Challenge
Output every entry exactly as written, skipping any pictures.

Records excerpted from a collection
╔══

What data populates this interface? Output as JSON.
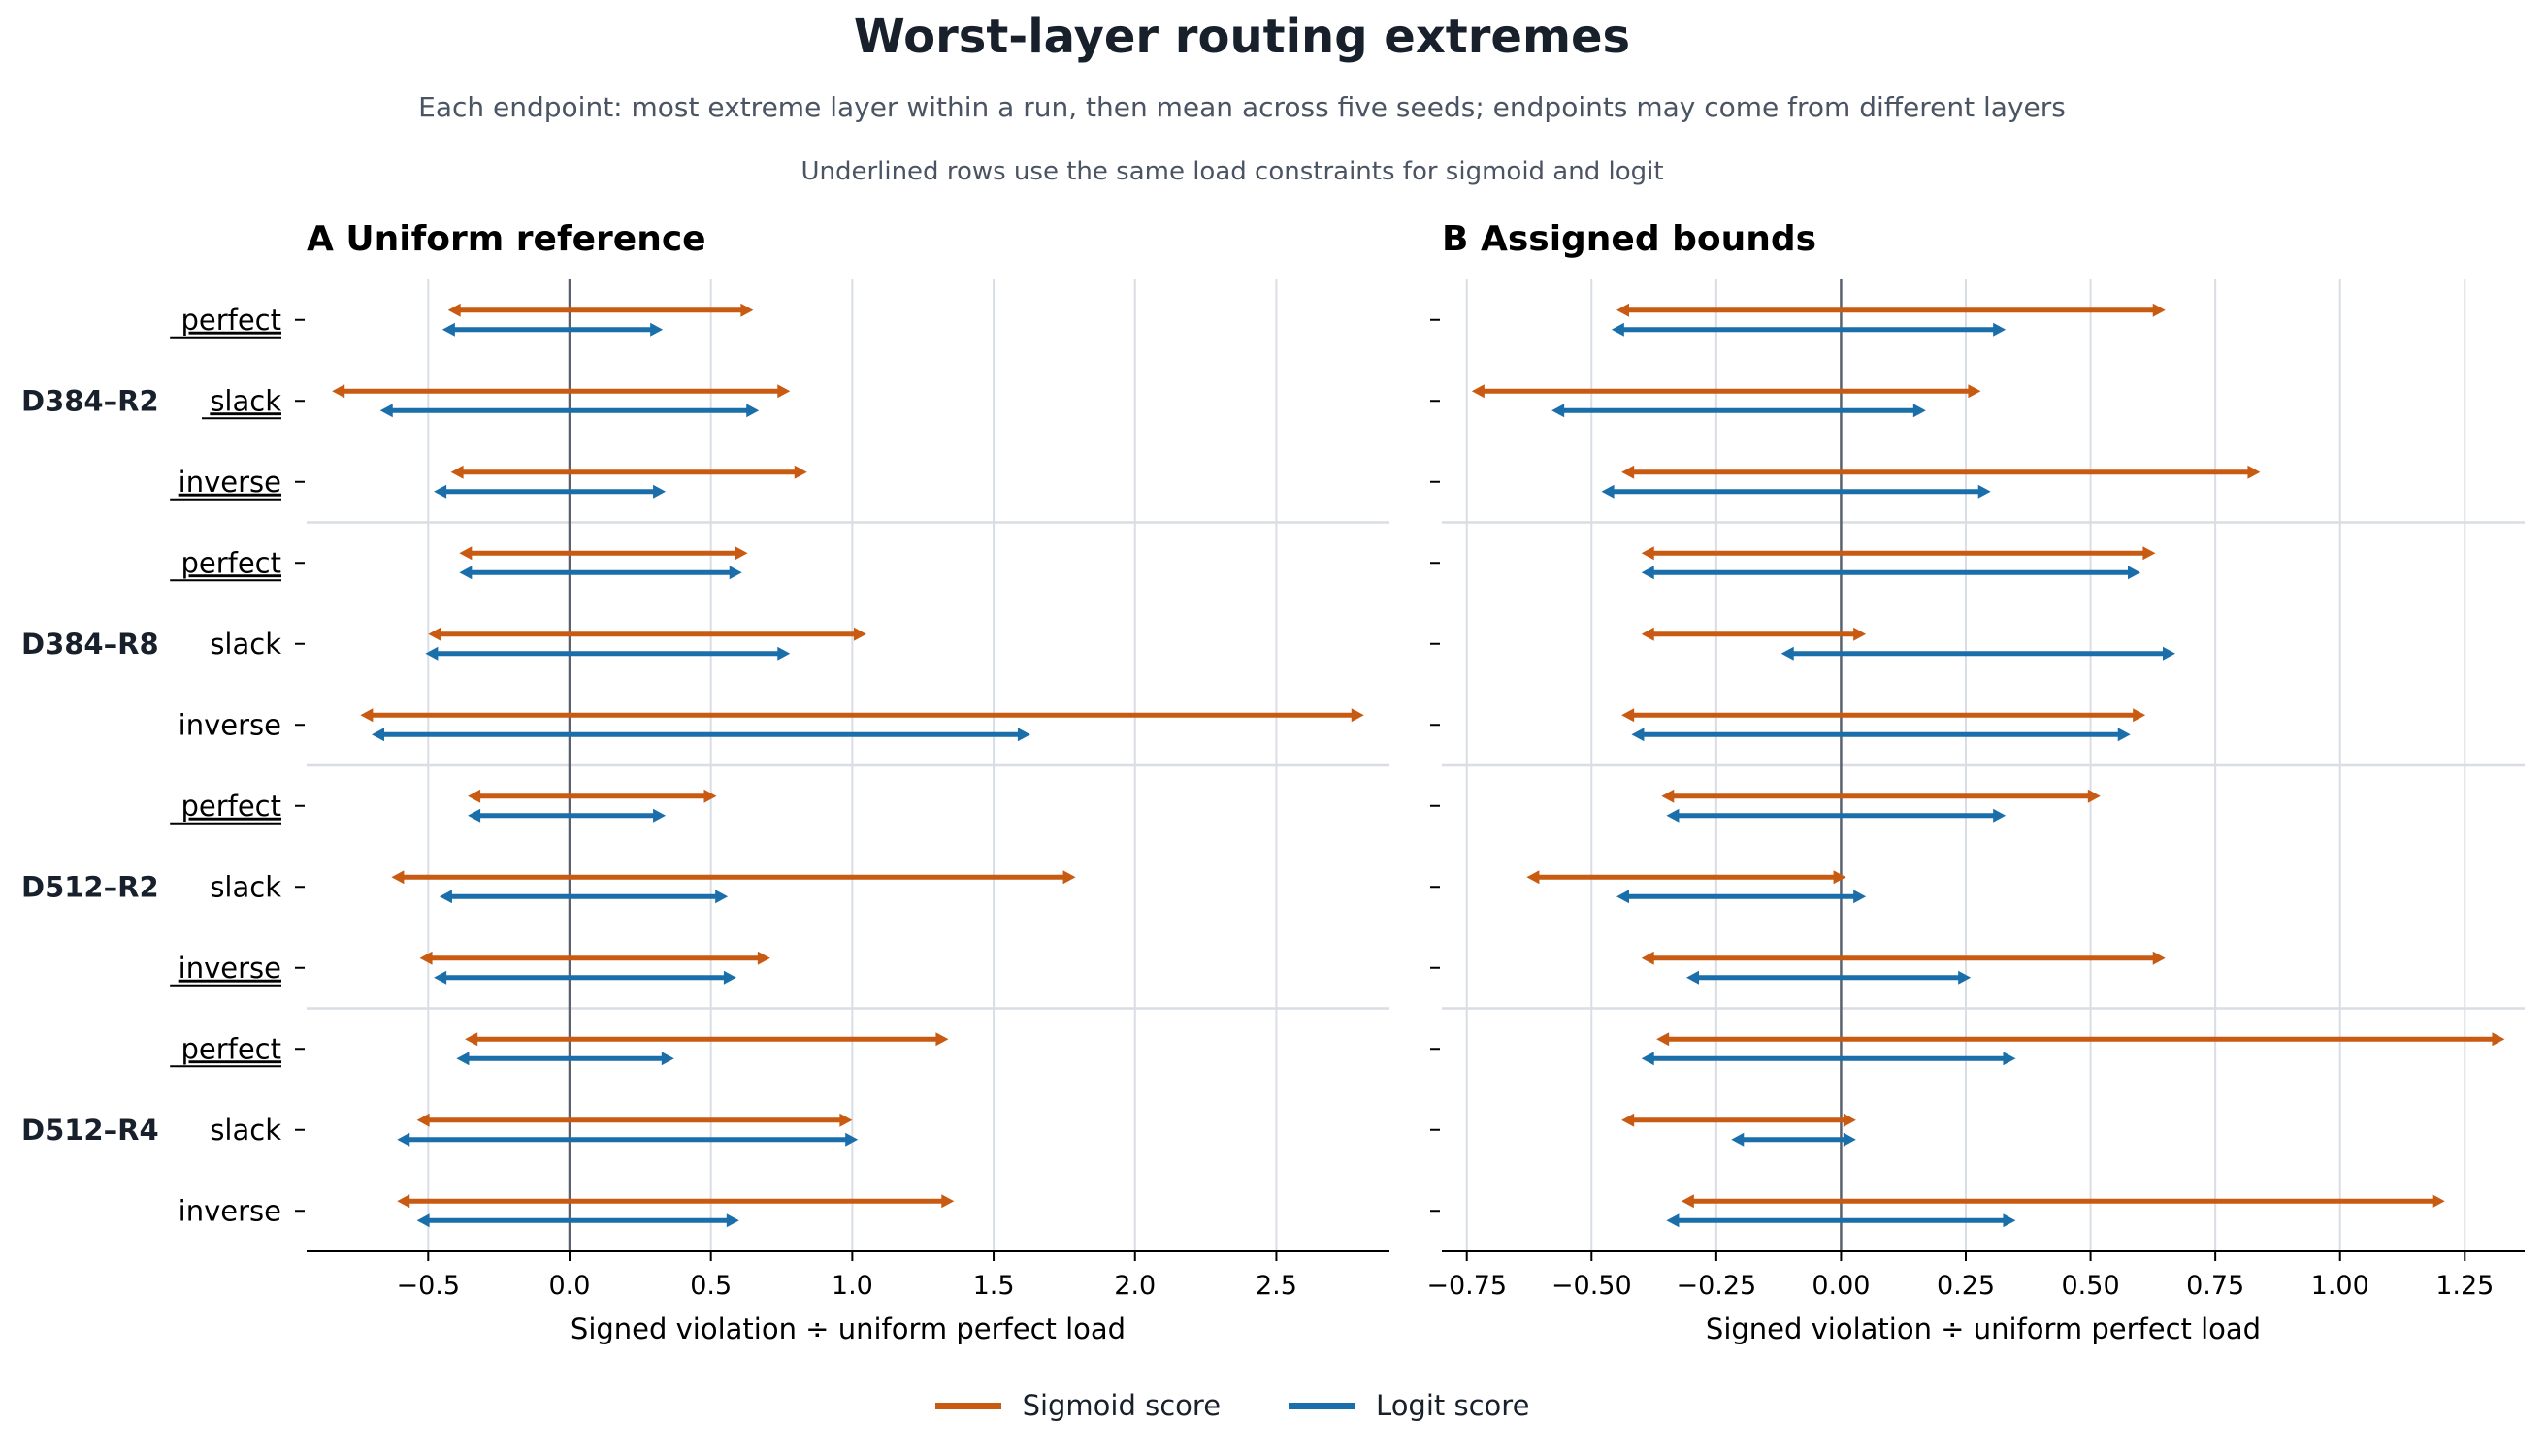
{
  "figure": {
    "title": "Worst-layer routing extremes",
    "subtitle": "Each endpoint: most extreme layer within a run, then mean across five seeds; endpoints may come from different layers",
    "note": "Underlined rows use the same load constraints for sigmoid and logit",
    "legend": [
      {
        "label": "Sigmoid score",
        "color": "#c85a12"
      },
      {
        "label": "Logit score",
        "color": "#1a6faa"
      }
    ],
    "colors": {
      "sigmoid": "#c85a12",
      "logit": "#1a6faa",
      "zero_line": "#5a6270",
      "grid": "#d9dde4",
      "text": "#18202b"
    }
  },
  "chart_data": [
    {
      "type": "range",
      "panel_label": "A",
      "title": "Uniform reference",
      "xlabel": "Signed violation ÷ uniform perfect load",
      "xlim": [
        -0.93,
        2.9
      ],
      "xticks": [
        -0.5,
        0.0,
        0.5,
        1.0,
        1.5,
        2.0,
        2.5
      ],
      "xtick_labels": [
        "−0.5",
        "0.0",
        "0.5",
        "1.0",
        "1.5",
        "2.0",
        "2.5"
      ],
      "grid": true,
      "groups": [
        {
          "name": "D384–R2",
          "rows": [
            {
              "label": "perfect",
              "underlined": true,
              "sigmoid": [
                -0.43,
                0.65
              ],
              "logit": [
                -0.45,
                0.33
              ]
            },
            {
              "label": "slack",
              "underlined": true,
              "sigmoid": [
                -0.84,
                0.78
              ],
              "logit": [
                -0.67,
                0.67
              ]
            },
            {
              "label": "inverse",
              "underlined": true,
              "sigmoid": [
                -0.42,
                0.84
              ],
              "logit": [
                -0.48,
                0.34
              ]
            }
          ]
        },
        {
          "name": "D384–R8",
          "rows": [
            {
              "label": "perfect",
              "underlined": true,
              "sigmoid": [
                -0.39,
                0.63
              ],
              "logit": [
                -0.39,
                0.61
              ]
            },
            {
              "label": "slack",
              "underlined": false,
              "sigmoid": [
                -0.5,
                1.05
              ],
              "logit": [
                -0.51,
                0.78
              ]
            },
            {
              "label": "inverse",
              "underlined": false,
              "sigmoid": [
                -0.74,
                2.81
              ],
              "logit": [
                -0.7,
                1.63
              ]
            }
          ]
        },
        {
          "name": "D512–R2",
          "rows": [
            {
              "label": "perfect",
              "underlined": true,
              "sigmoid": [
                -0.36,
                0.52
              ],
              "logit": [
                -0.36,
                0.34
              ]
            },
            {
              "label": "slack",
              "underlined": false,
              "sigmoid": [
                -0.63,
                1.79
              ],
              "logit": [
                -0.46,
                0.56
              ]
            },
            {
              "label": "inverse",
              "underlined": true,
              "sigmoid": [
                -0.53,
                0.71
              ],
              "logit": [
                -0.48,
                0.59
              ]
            }
          ]
        },
        {
          "name": "D512–R4",
          "rows": [
            {
              "label": "perfect",
              "underlined": true,
              "sigmoid": [
                -0.37,
                1.34
              ],
              "logit": [
                -0.4,
                0.37
              ]
            },
            {
              "label": "slack",
              "underlined": false,
              "sigmoid": [
                -0.54,
                1.0
              ],
              "logit": [
                -0.61,
                1.02
              ]
            },
            {
              "label": "inverse",
              "underlined": false,
              "sigmoid": [
                -0.61,
                1.36
              ],
              "logit": [
                -0.54,
                0.6
              ]
            }
          ]
        }
      ]
    },
    {
      "type": "range",
      "panel_label": "B",
      "title": "Assigned bounds",
      "xlabel": "Signed violation ÷ uniform perfect load",
      "xlim": [
        -0.8,
        1.37
      ],
      "xticks": [
        -0.75,
        -0.5,
        -0.25,
        0.0,
        0.25,
        0.5,
        0.75,
        1.0,
        1.25
      ],
      "xtick_labels": [
        "−0.75",
        "−0.50",
        "−0.25",
        "0.00",
        "0.25",
        "0.50",
        "0.75",
        "1.00",
        "1.25"
      ],
      "grid": true,
      "groups": [
        {
          "name": "D384–R2",
          "rows": [
            {
              "label": "perfect",
              "sigmoid": [
                -0.45,
                0.65
              ],
              "logit": [
                -0.46,
                0.33
              ]
            },
            {
              "label": "slack",
              "sigmoid": [
                -0.74,
                0.28
              ],
              "logit": [
                -0.58,
                0.17
              ]
            },
            {
              "label": "inverse",
              "sigmoid": [
                -0.44,
                0.84
              ],
              "logit": [
                -0.48,
                0.3
              ]
            }
          ]
        },
        {
          "name": "D384–R8",
          "rows": [
            {
              "label": "perfect",
              "sigmoid": [
                -0.4,
                0.63
              ],
              "logit": [
                -0.4,
                0.6
              ]
            },
            {
              "label": "slack",
              "sigmoid": [
                -0.4,
                0.05
              ],
              "logit": [
                -0.12,
                0.67
              ]
            },
            {
              "label": "inverse",
              "sigmoid": [
                -0.44,
                0.61
              ],
              "logit": [
                -0.42,
                0.58
              ]
            }
          ]
        },
        {
          "name": "D512–R2",
          "rows": [
            {
              "label": "perfect",
              "sigmoid": [
                -0.36,
                0.52
              ],
              "logit": [
                -0.35,
                0.33
              ]
            },
            {
              "label": "slack",
              "sigmoid": [
                -0.63,
                0.01
              ],
              "logit": [
                -0.45,
                0.05
              ]
            },
            {
              "label": "inverse",
              "sigmoid": [
                -0.4,
                0.65
              ],
              "logit": [
                -0.31,
                0.26
              ]
            }
          ]
        },
        {
          "name": "D512–R4",
          "rows": [
            {
              "label": "perfect",
              "sigmoid": [
                -0.37,
                1.33
              ],
              "logit": [
                -0.4,
                0.35
              ]
            },
            {
              "label": "slack",
              "sigmoid": [
                -0.44,
                0.03
              ],
              "logit": [
                -0.22,
                0.03
              ]
            },
            {
              "label": "inverse",
              "sigmoid": [
                -0.32,
                1.21
              ],
              "logit": [
                -0.35,
                0.35
              ]
            }
          ]
        }
      ]
    }
  ]
}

╚══

Exercise result
What data populates this interface? Output as JSON.
{
  "figure": {
    "title": "Worst-layer routing extremes",
    "subtitle": "Each endpoint: most extreme layer within a run, then mean across five seeds; endpoints may come from different layers",
    "note": "Underlined rows use the same load constraints for sigmoid and logit",
    "legend": [
      {
        "label": "Sigmoid score",
        "color": "#c85a12"
      },
      {
        "label": "Logit score",
        "color": "#1a6faa"
      }
    ],
    "colors": {
      "sigmoid": "#c85a12",
      "logit": "#1a6faa",
      "zero_line": "#5a6270",
      "grid": "#d9dde4",
      "text": "#18202b"
    }
  },
  "chart_data": [
    {
      "type": "range",
      "panel_label": "A",
      "title": "Uniform reference",
      "xlabel": "Signed violation ÷ uniform perfect load",
      "xlim": [
        -0.93,
        2.9
      ],
      "xticks": [
        -0.5,
        0.0,
        0.5,
        1.0,
        1.5,
        2.0,
        2.5
      ],
      "xtick_labels": [
        "−0.5",
        "0.0",
        "0.5",
        "1.0",
        "1.5",
        "2.0",
        "2.5"
      ],
      "grid": true,
      "groups": [
        {
          "name": "D384–R2",
          "rows": [
            {
              "label": "perfect",
              "underlined": true,
              "sigmoid": [
                -0.43,
                0.65
              ],
              "logit": [
                -0.45,
                0.33
              ]
            },
            {
              "label": "slack",
              "underlined": true,
              "sigmoid": [
                -0.84,
                0.78
              ],
              "logit": [
                -0.67,
                0.67
              ]
            },
            {
              "label": "inverse",
              "underlined": true,
              "sigmoid": [
                -0.42,
                0.84
              ],
              "logit": [
                -0.48,
                0.34
              ]
            }
          ]
        },
        {
          "name": "D384–R8",
          "rows": [
            {
              "label": "perfect",
              "underlined": true,
              "sigmoid": [
                -0.39,
                0.63
              ],
              "logit": [
                -0.39,
                0.61
              ]
            },
            {
              "label": "slack",
              "underlined": false,
              "sigmoid": [
                -0.5,
                1.05
              ],
              "logit": [
                -0.51,
                0.78
              ]
            },
            {
              "label": "inverse",
              "underlined": false,
              "sigmoid": [
                -0.74,
                2.81
              ],
              "logit": [
                -0.7,
                1.63
              ]
            }
          ]
        },
        {
          "name": "D512–R2",
          "rows": [
            {
              "label": "perfect",
              "underlined": true,
              "sigmoid": [
                -0.36,
                0.52
              ],
              "logit": [
                -0.36,
                0.34
              ]
            },
            {
              "label": "slack",
              "underlined": false,
              "sigmoid": [
                -0.63,
                1.79
              ],
              "logit": [
                -0.46,
                0.56
              ]
            },
            {
              "label": "inverse",
              "underlined": true,
              "sigmoid": [
                -0.53,
                0.71
              ],
              "logit": [
                -0.48,
                0.59
              ]
            }
          ]
        },
        {
          "name": "D512–R4",
          "rows": [
            {
              "label": "perfect",
              "underlined": true,
              "sigmoid": [
                -0.37,
                1.34
              ],
              "logit": [
                -0.4,
                0.37
              ]
            },
            {
              "label": "slack",
              "underlined": false,
              "sigmoid": [
                -0.54,
                1.0
              ],
              "logit": [
                -0.61,
                1.02
              ]
            },
            {
              "label": "inverse",
              "underlined": false,
              "sigmoid": [
                -0.61,
                1.36
              ],
              "logit": [
                -0.54,
                0.6
              ]
            }
          ]
        }
      ]
    },
    {
      "type": "range",
      "panel_label": "B",
      "title": "Assigned bounds",
      "xlabel": "Signed violation ÷ uniform perfect load",
      "xlim": [
        -0.8,
        1.37
      ],
      "xticks": [
        -0.75,
        -0.5,
        -0.25,
        0.0,
        0.25,
        0.5,
        0.75,
        1.0,
        1.25
      ],
      "xtick_labels": [
        "−0.75",
        "−0.50",
        "−0.25",
        "0.00",
        "0.25",
        "0.50",
        "0.75",
        "1.00",
        "1.25"
      ],
      "grid": true,
      "groups": [
        {
          "name": "D384–R2",
          "rows": [
            {
              "label": "perfect",
              "sigmoid": [
                -0.45,
                0.65
              ],
              "logit": [
                -0.46,
                0.33
              ]
            },
            {
              "label": "slack",
              "sigmoid": [
                -0.74,
                0.28
              ],
              "logit": [
                -0.58,
                0.17
              ]
            },
            {
              "label": "inverse",
              "sigmoid": [
                -0.44,
                0.84
              ],
              "logit": [
                -0.48,
                0.3
              ]
            }
          ]
        },
        {
          "name": "D384–R8",
          "rows": [
            {
              "label": "perfect",
              "sigmoid": [
                -0.4,
                0.63
              ],
              "logit": [
                -0.4,
                0.6
              ]
            },
            {
              "label": "slack",
              "sigmoid": [
                -0.4,
                0.05
              ],
              "logit": [
                -0.12,
                0.67
              ]
            },
            {
              "label": "inverse",
              "sigmoid": [
                -0.44,
                0.61
              ],
              "logit": [
                -0.42,
                0.58
              ]
            }
          ]
        },
        {
          "name": "D512–R2",
          "rows": [
            {
              "label": "perfect",
              "sigmoid": [
                -0.36,
                0.52
              ],
              "logit": [
                -0.35,
                0.33
              ]
            },
            {
              "label": "slack",
              "sigmoid": [
                -0.63,
                0.01
              ],
              "logit": [
                -0.45,
                0.05
              ]
            },
            {
              "label": "inverse",
              "sigmoid": [
                -0.4,
                0.65
              ],
              "logit": [
                -0.31,
                0.26
              ]
            }
          ]
        },
        {
          "name": "D512–R4",
          "rows": [
            {
              "label": "perfect",
              "sigmoid": [
                -0.37,
                1.33
              ],
              "logit": [
                -0.4,
                0.35
              ]
            },
            {
              "label": "slack",
              "sigmoid": [
                -0.44,
                0.03
              ],
              "logit": [
                -0.22,
                0.03
              ]
            },
            {
              "label": "inverse",
              "sigmoid": [
                -0.32,
                1.21
              ],
              "logit": [
                -0.35,
                0.35
              ]
            }
          ]
        }
      ]
    }
  ]
}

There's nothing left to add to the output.